[INPUT FOR THIS TASK — start]
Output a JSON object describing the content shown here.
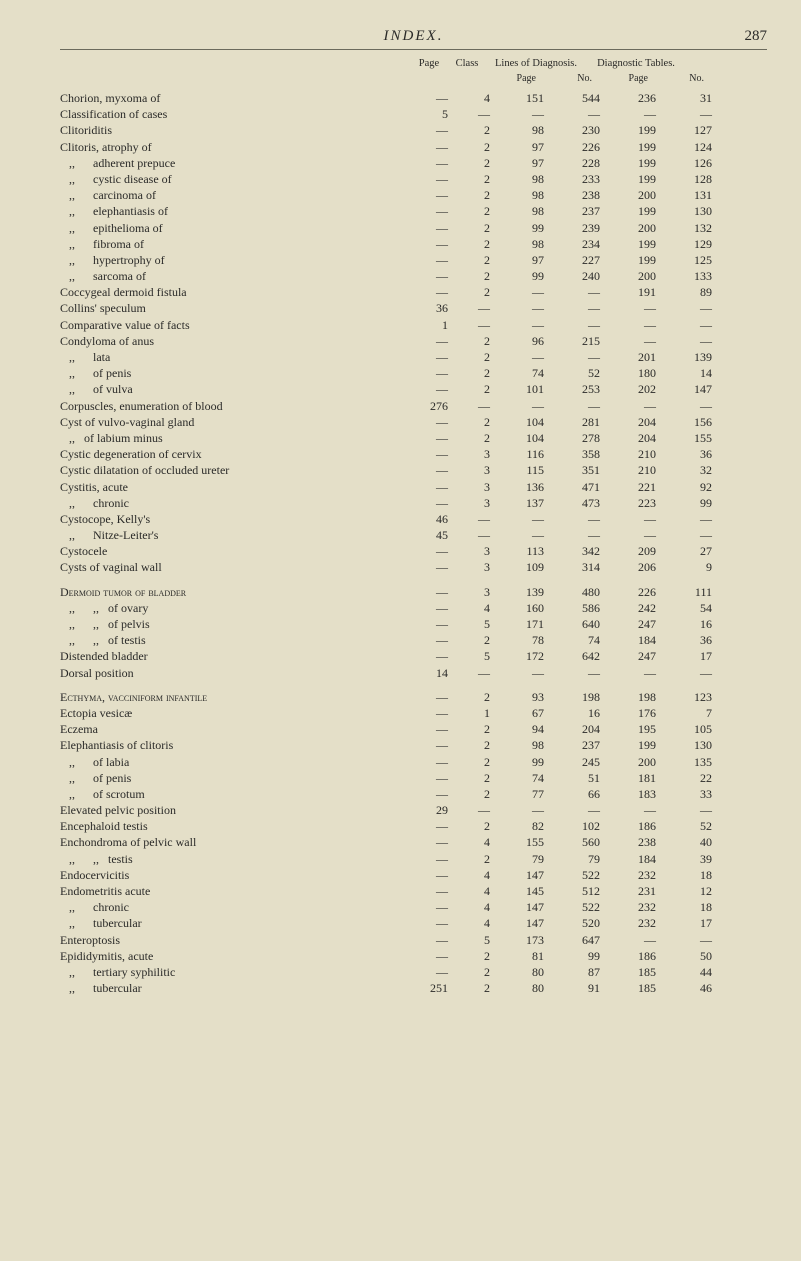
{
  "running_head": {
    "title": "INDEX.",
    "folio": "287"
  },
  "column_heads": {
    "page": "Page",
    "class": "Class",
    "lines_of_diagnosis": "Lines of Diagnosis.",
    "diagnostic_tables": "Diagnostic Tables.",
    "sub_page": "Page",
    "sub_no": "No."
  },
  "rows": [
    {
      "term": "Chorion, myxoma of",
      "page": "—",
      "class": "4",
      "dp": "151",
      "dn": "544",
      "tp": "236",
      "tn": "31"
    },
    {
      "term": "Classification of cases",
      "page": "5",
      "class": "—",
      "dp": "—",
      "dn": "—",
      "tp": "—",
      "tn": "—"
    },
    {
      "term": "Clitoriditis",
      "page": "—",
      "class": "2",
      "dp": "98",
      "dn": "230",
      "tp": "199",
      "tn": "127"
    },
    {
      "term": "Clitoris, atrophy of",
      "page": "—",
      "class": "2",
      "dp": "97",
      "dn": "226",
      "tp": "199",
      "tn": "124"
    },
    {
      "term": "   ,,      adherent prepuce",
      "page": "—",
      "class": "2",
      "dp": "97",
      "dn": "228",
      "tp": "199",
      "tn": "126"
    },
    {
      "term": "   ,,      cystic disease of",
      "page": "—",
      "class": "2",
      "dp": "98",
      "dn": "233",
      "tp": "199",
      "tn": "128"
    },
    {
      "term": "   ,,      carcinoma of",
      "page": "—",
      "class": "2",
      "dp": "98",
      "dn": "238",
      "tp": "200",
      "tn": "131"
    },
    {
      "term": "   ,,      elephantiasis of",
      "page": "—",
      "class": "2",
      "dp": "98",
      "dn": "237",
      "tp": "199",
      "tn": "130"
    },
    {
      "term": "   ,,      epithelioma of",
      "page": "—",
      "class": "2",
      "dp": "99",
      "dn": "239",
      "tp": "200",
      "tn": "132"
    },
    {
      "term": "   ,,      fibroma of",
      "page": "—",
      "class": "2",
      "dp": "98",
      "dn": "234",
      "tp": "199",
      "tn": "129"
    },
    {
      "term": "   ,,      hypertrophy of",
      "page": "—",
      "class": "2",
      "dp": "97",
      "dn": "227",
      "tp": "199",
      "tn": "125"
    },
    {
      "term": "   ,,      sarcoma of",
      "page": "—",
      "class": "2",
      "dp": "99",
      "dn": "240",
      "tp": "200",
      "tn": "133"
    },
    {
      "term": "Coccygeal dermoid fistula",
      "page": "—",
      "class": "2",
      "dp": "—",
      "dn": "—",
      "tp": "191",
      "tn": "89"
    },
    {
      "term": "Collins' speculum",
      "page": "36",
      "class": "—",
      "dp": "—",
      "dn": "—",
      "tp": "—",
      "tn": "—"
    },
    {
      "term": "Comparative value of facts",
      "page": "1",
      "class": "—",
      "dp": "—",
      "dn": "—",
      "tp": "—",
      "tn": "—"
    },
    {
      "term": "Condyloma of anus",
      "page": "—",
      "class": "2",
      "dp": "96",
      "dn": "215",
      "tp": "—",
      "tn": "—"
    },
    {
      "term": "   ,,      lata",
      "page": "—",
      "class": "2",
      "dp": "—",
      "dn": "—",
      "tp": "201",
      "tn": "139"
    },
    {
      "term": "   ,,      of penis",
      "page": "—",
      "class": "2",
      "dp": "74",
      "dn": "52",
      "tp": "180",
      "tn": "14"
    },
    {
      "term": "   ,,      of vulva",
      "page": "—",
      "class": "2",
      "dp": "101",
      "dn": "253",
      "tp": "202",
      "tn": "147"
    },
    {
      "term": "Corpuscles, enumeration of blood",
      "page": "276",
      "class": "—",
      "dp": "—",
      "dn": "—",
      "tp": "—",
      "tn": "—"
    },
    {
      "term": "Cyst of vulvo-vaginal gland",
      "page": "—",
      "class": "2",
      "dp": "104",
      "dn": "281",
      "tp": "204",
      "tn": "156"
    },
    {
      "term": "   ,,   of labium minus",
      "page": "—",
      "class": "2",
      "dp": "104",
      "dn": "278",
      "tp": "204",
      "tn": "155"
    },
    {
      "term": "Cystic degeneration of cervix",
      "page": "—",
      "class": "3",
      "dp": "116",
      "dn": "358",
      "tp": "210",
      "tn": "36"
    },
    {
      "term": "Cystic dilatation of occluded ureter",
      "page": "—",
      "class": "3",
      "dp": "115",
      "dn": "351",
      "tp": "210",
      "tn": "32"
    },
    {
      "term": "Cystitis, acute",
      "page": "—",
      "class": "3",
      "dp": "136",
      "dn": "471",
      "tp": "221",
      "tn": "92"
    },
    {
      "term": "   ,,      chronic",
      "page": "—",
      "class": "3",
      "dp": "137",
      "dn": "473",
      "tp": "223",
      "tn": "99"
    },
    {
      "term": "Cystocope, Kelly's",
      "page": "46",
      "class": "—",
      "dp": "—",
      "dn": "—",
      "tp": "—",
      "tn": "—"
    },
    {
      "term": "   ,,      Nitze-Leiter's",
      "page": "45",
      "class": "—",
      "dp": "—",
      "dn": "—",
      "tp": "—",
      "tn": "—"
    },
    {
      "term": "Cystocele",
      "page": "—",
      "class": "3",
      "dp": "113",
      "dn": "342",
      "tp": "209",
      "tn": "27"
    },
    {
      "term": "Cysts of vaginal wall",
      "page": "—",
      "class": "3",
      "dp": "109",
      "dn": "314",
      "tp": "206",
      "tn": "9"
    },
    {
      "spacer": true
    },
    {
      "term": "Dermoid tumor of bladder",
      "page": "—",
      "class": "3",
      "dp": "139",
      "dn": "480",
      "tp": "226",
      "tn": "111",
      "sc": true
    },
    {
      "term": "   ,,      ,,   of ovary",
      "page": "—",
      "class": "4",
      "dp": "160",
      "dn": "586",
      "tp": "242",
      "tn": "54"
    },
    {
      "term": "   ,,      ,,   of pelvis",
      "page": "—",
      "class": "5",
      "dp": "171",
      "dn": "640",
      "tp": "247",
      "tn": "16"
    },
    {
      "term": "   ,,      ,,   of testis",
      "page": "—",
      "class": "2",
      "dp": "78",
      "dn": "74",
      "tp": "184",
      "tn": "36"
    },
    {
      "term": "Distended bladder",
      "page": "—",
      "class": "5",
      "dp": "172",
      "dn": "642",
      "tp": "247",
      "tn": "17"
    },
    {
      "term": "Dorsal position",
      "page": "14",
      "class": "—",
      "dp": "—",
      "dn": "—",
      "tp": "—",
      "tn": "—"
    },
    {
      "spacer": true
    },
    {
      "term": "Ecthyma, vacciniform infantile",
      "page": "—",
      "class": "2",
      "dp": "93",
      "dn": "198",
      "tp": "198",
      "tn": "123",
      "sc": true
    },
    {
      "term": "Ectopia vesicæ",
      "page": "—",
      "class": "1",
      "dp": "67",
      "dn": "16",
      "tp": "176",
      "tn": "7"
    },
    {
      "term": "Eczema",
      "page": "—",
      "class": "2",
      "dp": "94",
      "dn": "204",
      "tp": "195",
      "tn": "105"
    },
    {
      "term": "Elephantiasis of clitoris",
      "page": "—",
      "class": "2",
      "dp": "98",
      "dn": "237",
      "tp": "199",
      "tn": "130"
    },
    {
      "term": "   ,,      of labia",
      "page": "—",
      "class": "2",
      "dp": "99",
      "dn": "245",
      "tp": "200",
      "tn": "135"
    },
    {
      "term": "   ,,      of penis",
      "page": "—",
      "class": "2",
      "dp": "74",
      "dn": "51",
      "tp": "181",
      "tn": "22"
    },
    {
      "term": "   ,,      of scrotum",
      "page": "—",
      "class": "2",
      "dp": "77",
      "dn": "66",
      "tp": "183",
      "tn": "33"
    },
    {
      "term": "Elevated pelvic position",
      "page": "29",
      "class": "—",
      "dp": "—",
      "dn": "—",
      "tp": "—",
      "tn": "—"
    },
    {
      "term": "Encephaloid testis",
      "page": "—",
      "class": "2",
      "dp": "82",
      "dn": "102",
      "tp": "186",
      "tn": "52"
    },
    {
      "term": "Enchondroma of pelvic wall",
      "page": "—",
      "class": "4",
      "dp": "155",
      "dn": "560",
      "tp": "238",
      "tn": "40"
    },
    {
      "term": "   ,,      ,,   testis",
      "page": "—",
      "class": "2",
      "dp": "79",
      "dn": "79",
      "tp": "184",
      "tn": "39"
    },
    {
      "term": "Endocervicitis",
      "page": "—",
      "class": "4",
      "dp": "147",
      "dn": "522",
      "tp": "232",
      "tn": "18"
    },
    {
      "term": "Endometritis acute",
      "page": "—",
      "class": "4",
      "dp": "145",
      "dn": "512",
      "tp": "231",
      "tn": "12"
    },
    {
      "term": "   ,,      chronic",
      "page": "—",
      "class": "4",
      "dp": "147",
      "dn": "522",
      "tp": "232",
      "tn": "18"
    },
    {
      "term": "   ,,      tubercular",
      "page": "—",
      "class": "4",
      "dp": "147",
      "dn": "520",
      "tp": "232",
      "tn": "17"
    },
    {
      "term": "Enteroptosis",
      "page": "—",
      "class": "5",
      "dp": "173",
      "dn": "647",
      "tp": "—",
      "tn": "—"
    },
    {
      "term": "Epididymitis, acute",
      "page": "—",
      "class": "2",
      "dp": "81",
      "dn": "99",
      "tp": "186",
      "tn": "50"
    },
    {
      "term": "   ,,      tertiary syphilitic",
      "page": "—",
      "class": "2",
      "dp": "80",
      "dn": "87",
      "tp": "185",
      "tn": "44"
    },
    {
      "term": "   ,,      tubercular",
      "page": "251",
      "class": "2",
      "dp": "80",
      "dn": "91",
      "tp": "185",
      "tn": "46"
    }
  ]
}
[INPUT FOR THIS TASK — finish]
PROBLEM DETAILS
Lines with "acute": state how many there are in the records, and nothing more.

RESPONSE TO THE TASK
3